━━━━━ RECORDED INFORMATION ━━━━━

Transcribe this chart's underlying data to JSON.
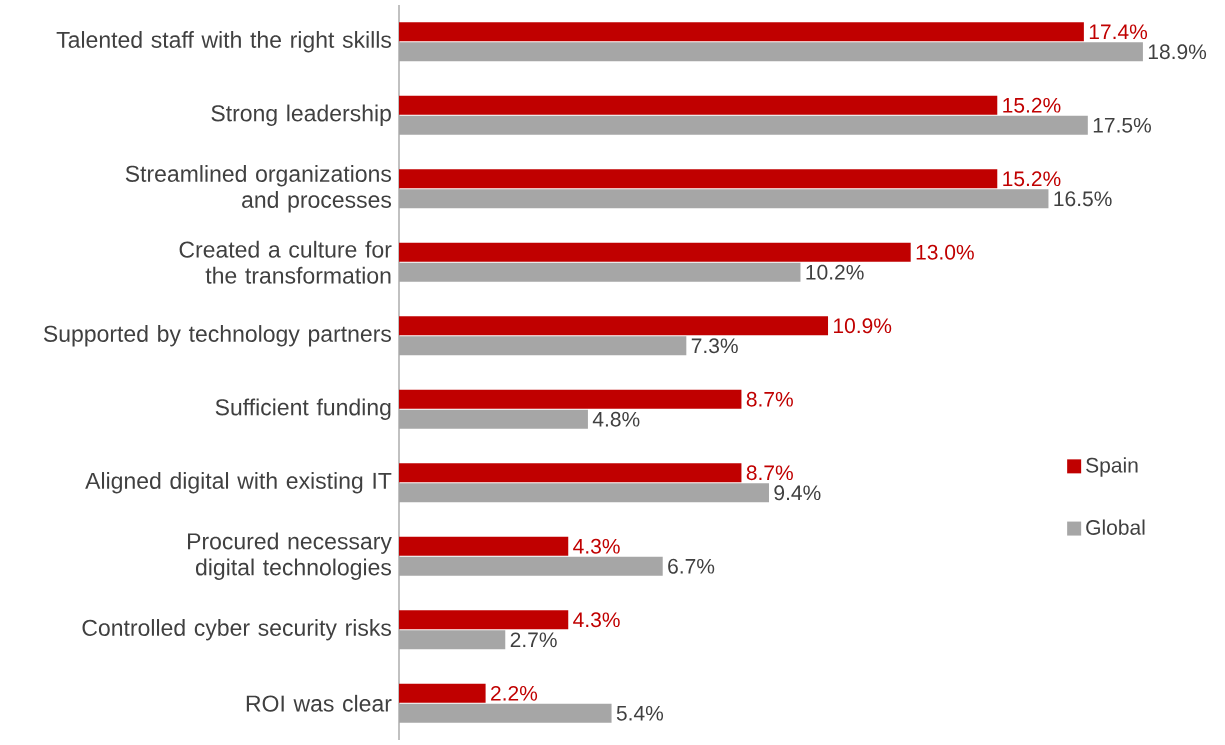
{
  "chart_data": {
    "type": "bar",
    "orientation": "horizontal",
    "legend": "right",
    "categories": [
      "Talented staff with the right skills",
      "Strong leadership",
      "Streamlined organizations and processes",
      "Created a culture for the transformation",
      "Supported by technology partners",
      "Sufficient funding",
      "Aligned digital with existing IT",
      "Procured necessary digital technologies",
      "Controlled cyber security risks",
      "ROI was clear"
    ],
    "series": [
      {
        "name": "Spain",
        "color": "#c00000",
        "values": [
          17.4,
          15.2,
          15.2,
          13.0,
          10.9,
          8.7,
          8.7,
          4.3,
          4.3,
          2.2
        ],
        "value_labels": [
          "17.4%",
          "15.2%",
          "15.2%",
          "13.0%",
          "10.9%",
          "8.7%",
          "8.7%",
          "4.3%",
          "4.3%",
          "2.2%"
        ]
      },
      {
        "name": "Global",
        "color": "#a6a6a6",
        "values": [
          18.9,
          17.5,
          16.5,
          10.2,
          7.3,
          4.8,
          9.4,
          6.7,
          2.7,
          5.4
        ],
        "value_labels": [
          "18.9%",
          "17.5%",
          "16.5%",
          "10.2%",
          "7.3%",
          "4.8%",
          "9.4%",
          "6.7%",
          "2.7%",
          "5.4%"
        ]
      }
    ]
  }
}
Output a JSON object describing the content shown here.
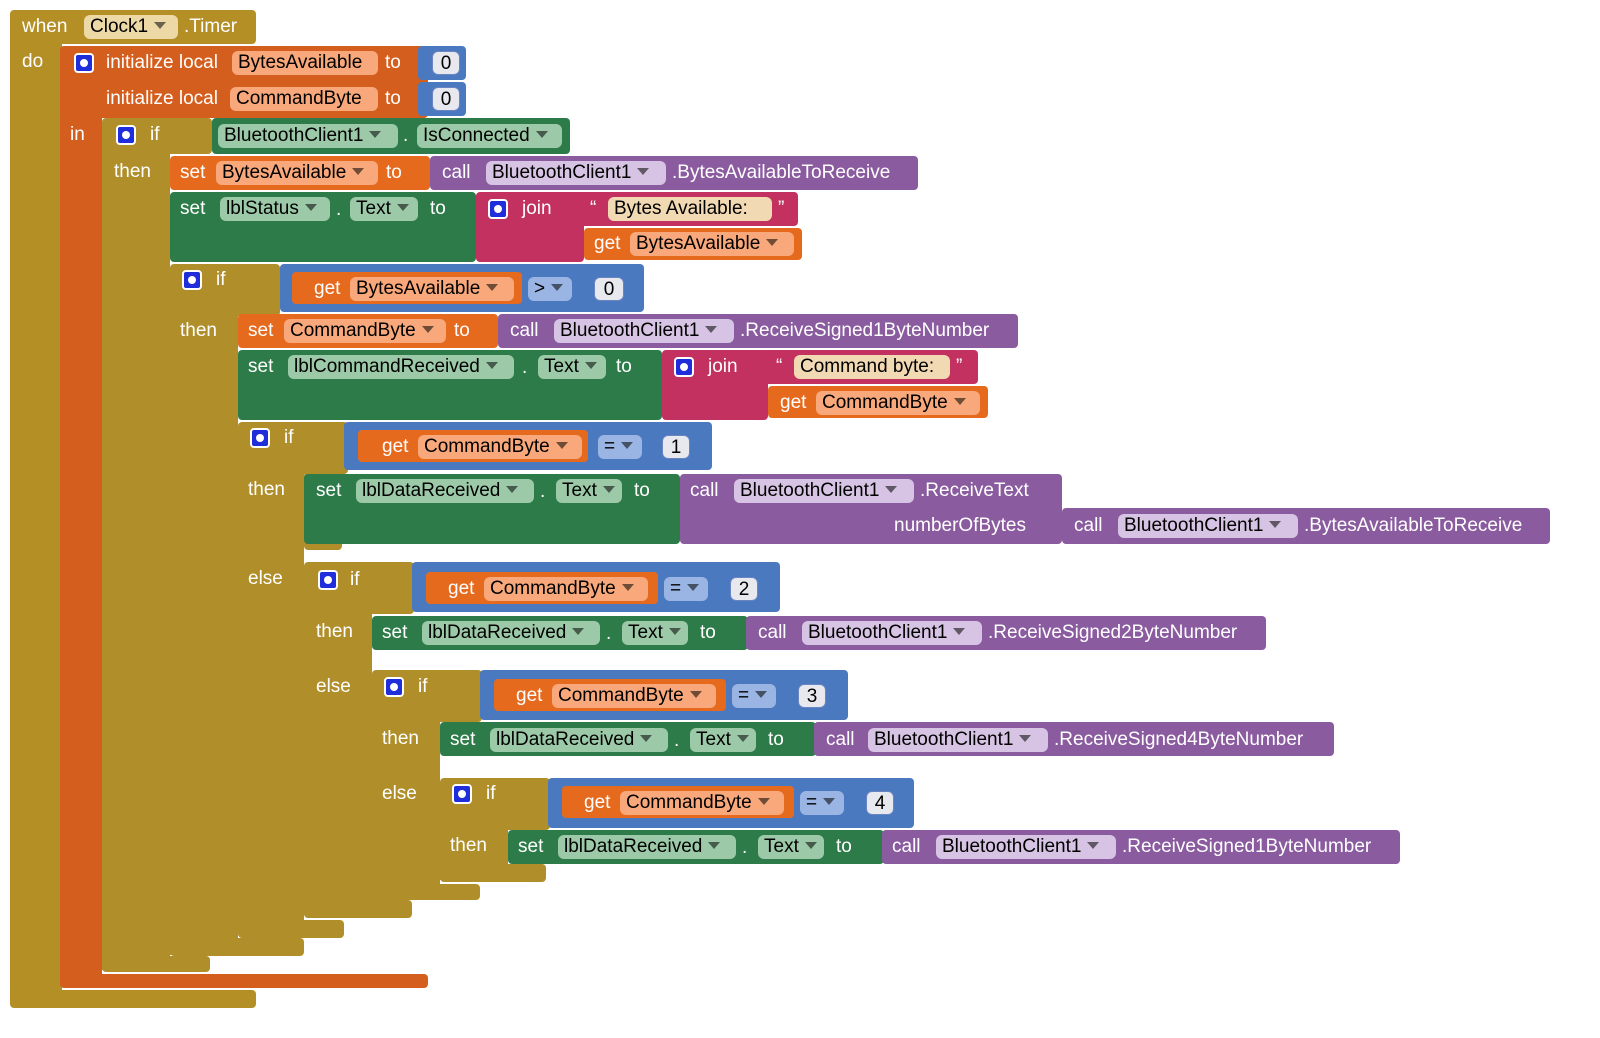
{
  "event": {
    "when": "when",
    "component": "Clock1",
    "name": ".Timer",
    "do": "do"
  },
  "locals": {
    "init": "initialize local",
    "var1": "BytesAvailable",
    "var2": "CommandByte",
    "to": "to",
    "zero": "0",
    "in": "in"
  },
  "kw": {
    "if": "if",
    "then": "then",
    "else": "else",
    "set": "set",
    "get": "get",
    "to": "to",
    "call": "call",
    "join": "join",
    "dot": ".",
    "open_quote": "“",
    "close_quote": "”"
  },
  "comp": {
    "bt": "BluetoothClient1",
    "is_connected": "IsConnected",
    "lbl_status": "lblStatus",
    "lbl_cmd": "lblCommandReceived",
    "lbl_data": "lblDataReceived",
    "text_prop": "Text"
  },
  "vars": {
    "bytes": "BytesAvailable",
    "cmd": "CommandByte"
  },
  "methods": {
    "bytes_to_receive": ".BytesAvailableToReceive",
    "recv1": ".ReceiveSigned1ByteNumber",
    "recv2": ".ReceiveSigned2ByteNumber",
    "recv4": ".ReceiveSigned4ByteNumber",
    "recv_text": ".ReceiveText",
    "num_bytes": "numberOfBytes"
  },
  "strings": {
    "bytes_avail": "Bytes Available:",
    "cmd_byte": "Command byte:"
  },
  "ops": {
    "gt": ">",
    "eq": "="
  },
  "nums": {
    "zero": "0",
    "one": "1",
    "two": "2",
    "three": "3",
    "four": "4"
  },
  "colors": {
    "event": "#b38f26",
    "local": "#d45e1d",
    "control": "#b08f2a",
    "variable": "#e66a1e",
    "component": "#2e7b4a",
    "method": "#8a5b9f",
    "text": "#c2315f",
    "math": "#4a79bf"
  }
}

━━━━━
━━━━━ RECORDED INFORMATION ━━━━━

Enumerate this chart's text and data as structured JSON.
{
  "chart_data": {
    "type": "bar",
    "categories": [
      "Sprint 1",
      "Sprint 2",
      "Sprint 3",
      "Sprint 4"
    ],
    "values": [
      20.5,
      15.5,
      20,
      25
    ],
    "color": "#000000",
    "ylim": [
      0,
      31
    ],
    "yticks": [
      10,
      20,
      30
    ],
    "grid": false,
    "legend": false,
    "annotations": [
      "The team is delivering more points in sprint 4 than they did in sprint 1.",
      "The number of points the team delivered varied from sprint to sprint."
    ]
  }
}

━━━━━

> [EXERCISE INSTRUCTIONS] From the listing above, return each line with the word "points".

> [RESULT OF THE TASK]
      "The team is delivering more points in sprint 4 than they did in sprint 1.",
      "The number of points the team delivered varied from sprint to sprint."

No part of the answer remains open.